** BEGIN **

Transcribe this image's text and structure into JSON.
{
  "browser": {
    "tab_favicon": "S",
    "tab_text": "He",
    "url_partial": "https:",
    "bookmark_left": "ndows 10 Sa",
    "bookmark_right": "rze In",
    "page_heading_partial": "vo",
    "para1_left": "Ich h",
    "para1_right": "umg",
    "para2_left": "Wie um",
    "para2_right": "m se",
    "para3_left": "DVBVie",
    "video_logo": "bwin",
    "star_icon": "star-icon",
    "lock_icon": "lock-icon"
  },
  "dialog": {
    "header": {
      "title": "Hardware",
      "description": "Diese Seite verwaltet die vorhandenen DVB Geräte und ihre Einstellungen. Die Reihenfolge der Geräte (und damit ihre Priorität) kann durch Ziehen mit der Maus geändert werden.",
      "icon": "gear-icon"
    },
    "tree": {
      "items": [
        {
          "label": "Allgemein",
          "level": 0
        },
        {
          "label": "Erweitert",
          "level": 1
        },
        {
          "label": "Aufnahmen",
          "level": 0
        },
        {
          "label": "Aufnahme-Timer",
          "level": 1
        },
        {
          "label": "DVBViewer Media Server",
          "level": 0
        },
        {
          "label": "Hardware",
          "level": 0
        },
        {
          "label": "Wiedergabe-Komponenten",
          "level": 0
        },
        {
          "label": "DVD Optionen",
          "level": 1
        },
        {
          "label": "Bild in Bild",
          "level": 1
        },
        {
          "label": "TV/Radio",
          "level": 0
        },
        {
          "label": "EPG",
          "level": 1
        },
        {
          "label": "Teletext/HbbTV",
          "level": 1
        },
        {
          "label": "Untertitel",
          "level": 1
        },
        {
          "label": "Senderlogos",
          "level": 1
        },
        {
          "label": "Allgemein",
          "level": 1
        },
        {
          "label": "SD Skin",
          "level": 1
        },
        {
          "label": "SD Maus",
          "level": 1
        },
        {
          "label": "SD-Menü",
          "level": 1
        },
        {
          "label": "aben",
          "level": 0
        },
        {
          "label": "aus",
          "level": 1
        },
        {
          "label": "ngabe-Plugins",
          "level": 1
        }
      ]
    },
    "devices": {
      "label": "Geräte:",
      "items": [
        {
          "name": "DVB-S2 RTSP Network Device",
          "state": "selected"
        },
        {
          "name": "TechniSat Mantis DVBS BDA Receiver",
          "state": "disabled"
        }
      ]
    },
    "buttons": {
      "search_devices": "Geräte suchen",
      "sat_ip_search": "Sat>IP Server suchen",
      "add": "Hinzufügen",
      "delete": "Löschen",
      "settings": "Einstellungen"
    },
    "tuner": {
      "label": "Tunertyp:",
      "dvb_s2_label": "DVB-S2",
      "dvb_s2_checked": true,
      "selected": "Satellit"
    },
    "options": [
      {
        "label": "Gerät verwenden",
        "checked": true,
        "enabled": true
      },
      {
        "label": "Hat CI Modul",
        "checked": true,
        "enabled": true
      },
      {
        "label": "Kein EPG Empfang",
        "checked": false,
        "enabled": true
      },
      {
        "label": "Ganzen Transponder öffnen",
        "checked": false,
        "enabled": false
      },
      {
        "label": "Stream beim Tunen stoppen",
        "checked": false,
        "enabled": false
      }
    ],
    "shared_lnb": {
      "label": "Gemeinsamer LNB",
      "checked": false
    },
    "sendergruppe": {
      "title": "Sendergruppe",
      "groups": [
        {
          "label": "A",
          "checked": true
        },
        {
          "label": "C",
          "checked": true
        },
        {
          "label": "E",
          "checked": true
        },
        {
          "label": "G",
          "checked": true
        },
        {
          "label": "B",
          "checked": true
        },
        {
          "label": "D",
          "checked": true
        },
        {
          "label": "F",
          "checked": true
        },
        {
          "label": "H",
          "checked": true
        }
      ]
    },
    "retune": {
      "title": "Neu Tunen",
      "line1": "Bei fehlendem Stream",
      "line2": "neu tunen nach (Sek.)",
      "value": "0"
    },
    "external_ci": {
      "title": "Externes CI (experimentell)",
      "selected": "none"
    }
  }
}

** END **

§ **Exercise**
Copy every line verbatim.

§ **Solution**
Transcribe this image's text and structure into JSON.
{
  "browser": {
    "tab_favicon": "S",
    "tab_text": "He",
    "url_partial": "https:",
    "bookmark_left": "ndows 10 Sa",
    "bookmark_right": "rze In",
    "page_heading_partial": "vo",
    "para1_left": "Ich h",
    "para1_right": "umg",
    "para2_left": "Wie um",
    "para2_right": "m se",
    "para3_left": "DVBVie",
    "video_logo": "bwin",
    "star_icon": "star-icon",
    "lock_icon": "lock-icon"
  },
  "dialog": {
    "header": {
      "title": "Hardware",
      "description": "Diese Seite verwaltet die vorhandenen DVB Geräte und ihre Einstellungen. Die Reihenfolge der Geräte (und damit ihre Priorität) kann durch Ziehen mit der Maus geändert werden.",
      "icon": "gear-icon"
    },
    "tree": {
      "items": [
        {
          "label": "Allgemein",
          "level": 0
        },
        {
          "label": "Erweitert",
          "level": 1
        },
        {
          "label": "Aufnahmen",
          "level": 0
        },
        {
          "label": "Aufnahme-Timer",
          "level": 1
        },
        {
          "label": "DVBViewer Media Server",
          "level": 0
        },
        {
          "label": "Hardware",
          "level": 0
        },
        {
          "label": "Wiedergabe-Komponenten",
          "level": 0
        },
        {
          "label": "DVD Optionen",
          "level": 1
        },
        {
          "label": "Bild in Bild",
          "level": 1
        },
        {
          "label": "TV/Radio",
          "level": 0
        },
        {
          "label": "EPG",
          "level": 1
        },
        {
          "label": "Teletext/HbbTV",
          "level": 1
        },
        {
          "label": "Untertitel",
          "level": 1
        },
        {
          "label": "Senderlogos",
          "level": 1
        },
        {
          "label": "Allgemein",
          "level": 1
        },
        {
          "label": "SD Skin",
          "level": 1
        },
        {
          "label": "SD Maus",
          "level": 1
        },
        {
          "label": "SD-Menü",
          "level": 1
        },
        {
          "label": "aben",
          "level": 0
        },
        {
          "label": "aus",
          "level": 1
        },
        {
          "label": "ngabe-Plugins",
          "level": 1
        }
      ]
    },
    "devices": {
      "label": "Geräte:",
      "items": [
        {
          "name": "DVB-S2 RTSP Network Device",
          "state": "selected"
        },
        {
          "name": "TechniSat Mantis DVBS BDA Receiver",
          "state": "disabled"
        }
      ]
    },
    "buttons": {
      "search_devices": "Geräte suchen",
      "sat_ip_search": "Sat>IP Server suchen",
      "add": "Hinzufügen",
      "delete": "Löschen",
      "settings": "Einstellungen"
    },
    "tuner": {
      "label": "Tunertyp:",
      "dvb_s2_label": "DVB-S2",
      "dvb_s2_checked": true,
      "selected": "Satellit"
    },
    "options": [
      {
        "label": "Gerät verwenden",
        "checked": true,
        "enabled": true
      },
      {
        "label": "Hat CI Modul",
        "checked": true,
        "enabled": true
      },
      {
        "label": "Kein EPG Empfang",
        "checked": false,
        "enabled": true
      },
      {
        "label": "Ganzen Transponder öffnen",
        "checked": false,
        "enabled": false
      },
      {
        "label": "Stream beim Tunen stoppen",
        "checked": false,
        "enabled": false
      }
    ],
    "shared_lnb": {
      "label": "Gemeinsamer LNB",
      "checked": false
    },
    "sendergruppe": {
      "title": "Sendergruppe",
      "groups": [
        {
          "label": "A",
          "checked": true
        },
        {
          "label": "C",
          "checked": true
        },
        {
          "label": "E",
          "checked": true
        },
        {
          "label": "G",
          "checked": true
        },
        {
          "label": "B",
          "checked": true
        },
        {
          "label": "D",
          "checked": true
        },
        {
          "label": "F",
          "checked": true
        },
        {
          "label": "H",
          "checked": true
        }
      ]
    },
    "retune": {
      "title": "Neu Tunen",
      "line1": "Bei fehlendem Stream",
      "line2": "neu tunen nach (Sek.)",
      "value": "0"
    },
    "external_ci": {
      "title": "Externes CI (experimentell)",
      "selected": "none"
    }
  }
}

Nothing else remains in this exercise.